*** Data supplied ***

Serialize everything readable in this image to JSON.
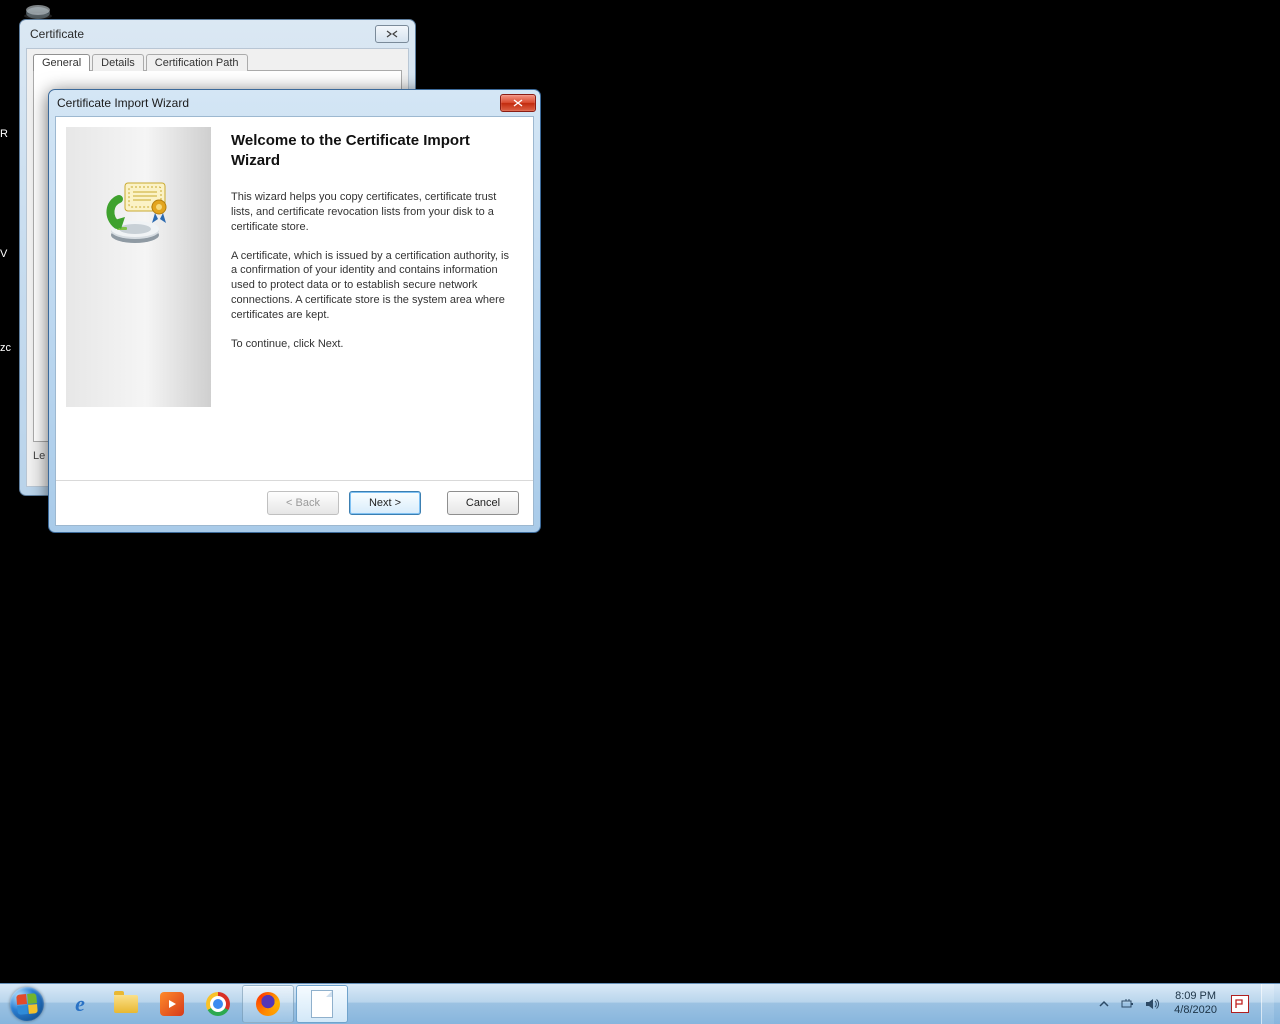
{
  "desktop": {
    "left_fragments": [
      "R",
      "V",
      "zc"
    ]
  },
  "cert_window": {
    "title": "Certificate",
    "tabs": [
      "General",
      "Details",
      "Certification Path"
    ],
    "learn_label_prefix": "Le"
  },
  "wizard": {
    "title": "Certificate Import Wizard",
    "heading": "Welcome to the Certificate Import Wizard",
    "para1": "This wizard helps you copy certificates, certificate trust lists, and certificate revocation lists from your disk to a certificate store.",
    "para2": "A certificate, which is issued by a certification authority, is a confirmation of your identity and contains information used to protect data or to establish secure network connections. A certificate store is the system area where certificates are kept.",
    "para3": "To continue, click Next.",
    "buttons": {
      "back": "< Back",
      "next": "Next >",
      "cancel": "Cancel"
    }
  },
  "taskbar": {
    "clock_time": "8:09 PM",
    "clock_date": "4/8/2020"
  }
}
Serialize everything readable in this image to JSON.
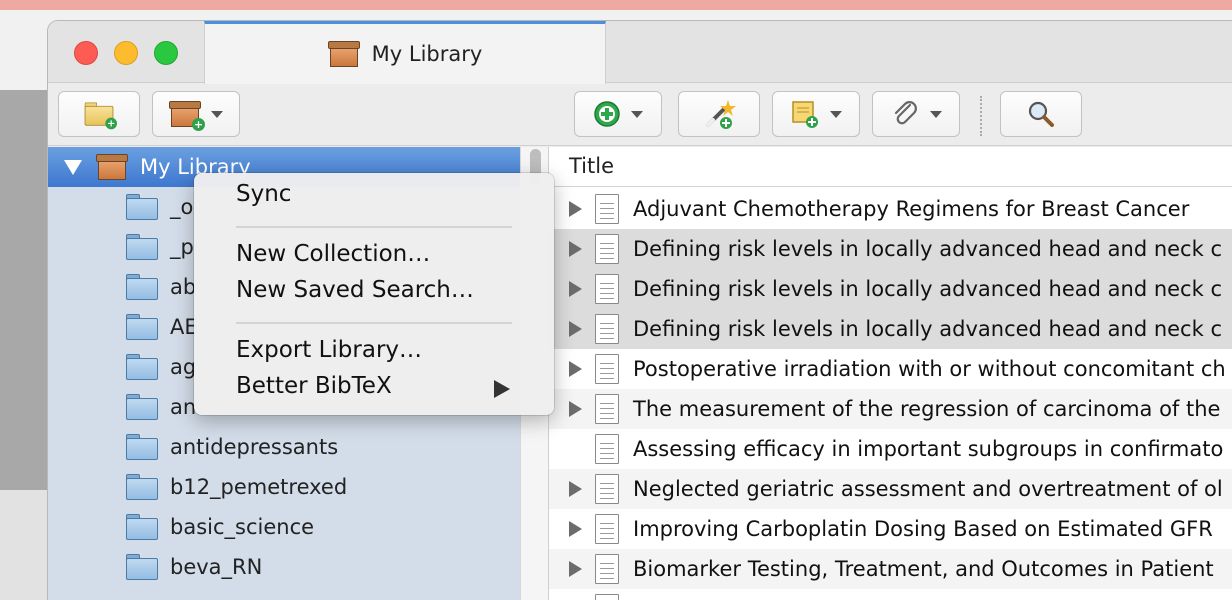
{
  "window": {
    "tab_title": "My Library"
  },
  "toolbar": {
    "buttons": [
      "new-collection",
      "new-library",
      "new-item",
      "add-by-identifier",
      "new-note",
      "add-attachment",
      "search"
    ]
  },
  "sidebar": {
    "library_label": "My Library",
    "collections": [
      {
        "label": "_o"
      },
      {
        "label": "_p"
      },
      {
        "label": "ab"
      },
      {
        "label": "AE"
      },
      {
        "label": "ag"
      },
      {
        "label": "an"
      },
      {
        "label": "antidepressants"
      },
      {
        "label": "b12_pemetrexed"
      },
      {
        "label": "basic_science"
      },
      {
        "label": "beva_RN"
      }
    ]
  },
  "items": {
    "column_title": "Title",
    "rows": [
      {
        "title": "Adjuvant Chemotherapy Regimens for Breast Cancer"
      },
      {
        "title": "Defining risk levels in locally advanced head and neck c"
      },
      {
        "title": "Defining risk levels in locally advanced head and neck c"
      },
      {
        "title": "Defining risk levels in locally advanced head and neck c"
      },
      {
        "title": "Postoperative irradiation with or without concomitant ch"
      },
      {
        "title": "The measurement of the regression of carcinoma of the"
      },
      {
        "title": "Assessing efficacy in important subgroups in confirmato"
      },
      {
        "title": "Neglected geriatric assessment and overtreatment of ol"
      },
      {
        "title": "Improving Carboplatin Dosing Based on Estimated GFR"
      },
      {
        "title": "Biomarker Testing, Treatment, and Outcomes in Patient"
      }
    ]
  },
  "context_menu": {
    "sync": "Sync",
    "new_collection": "New Collection…",
    "new_saved_search": "New Saved Search…",
    "export_library": "Export Library…",
    "better_bibtex": "Better BibTeX"
  },
  "colors": {
    "selection": "#3e78cf",
    "sidebar_bg": "#d3dde9",
    "accent": "#4a8fe0"
  }
}
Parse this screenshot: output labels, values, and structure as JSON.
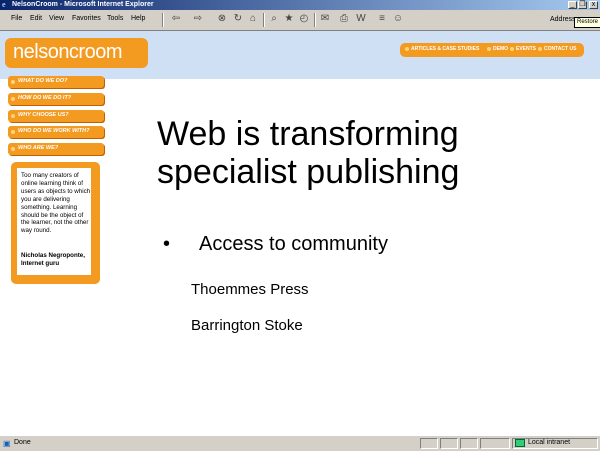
{
  "window": {
    "title": "NelsonCroom - Microsoft Internet Explorer",
    "minimize": "_",
    "restore": "❒",
    "close": "x"
  },
  "menu": {
    "file": "File",
    "edit": "Edit",
    "view": "View",
    "favorites": "Favorites",
    "tools": "Tools",
    "help": "Help"
  },
  "toolbar": {
    "back_icon": "⇦",
    "forward_icon": "⇨",
    "stop_icon": "⊗",
    "refresh_icon": "↻",
    "home_icon": "⌂",
    "search_icon": "⌕",
    "favorites_icon": "★",
    "history_icon": "◴",
    "mail_icon": "✉",
    "print_icon": "⎙",
    "edit_icon": "W",
    "discuss_icon": "≡",
    "messenger_icon": "☺",
    "address_label": "Address",
    "tooltip": "Restore"
  },
  "site": {
    "logo": "nelsoncroom",
    "top_nav": [
      "ARTICLES & CASE STUDIES",
      "DEMO",
      "EVENTS",
      "CONTACT US"
    ],
    "side_nav": [
      "WHAT DO WE DO?",
      "HOW DO WE DO IT?",
      "WHY CHOOSE US?",
      "WHO DO WE WORK WITH?",
      "WHO ARE WE?"
    ],
    "quote_text": "Too many creators of online learning think of users as objects to which you are delivering something. Learning should be the object of the learner, not the other way round.",
    "quote_author": "Nicholas Negroponte, Internet guru"
  },
  "slide": {
    "title": "Web is transforming specialist publishing",
    "bullet_char": "•",
    "bullet": "Access to community",
    "sub_items": [
      "Thoemmes Press",
      "Barrington Stoke"
    ]
  },
  "status": {
    "text": "Done",
    "zone": "Local intranet"
  }
}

***

(Written problem):
Search the records for the word "your", then list every line that has it.

(Solution for this problem):
    "para1": "This wizard helps you copy certificates, certificate trust lists, and certificate revocation lists from your disk to a certificate store.",
    "para2": "A certificate, which is issued by a certification authority, is a confirmation of your identity and contains information used to protect data or to establish secure network connections. A certificate store is the system area where certificates are kept.",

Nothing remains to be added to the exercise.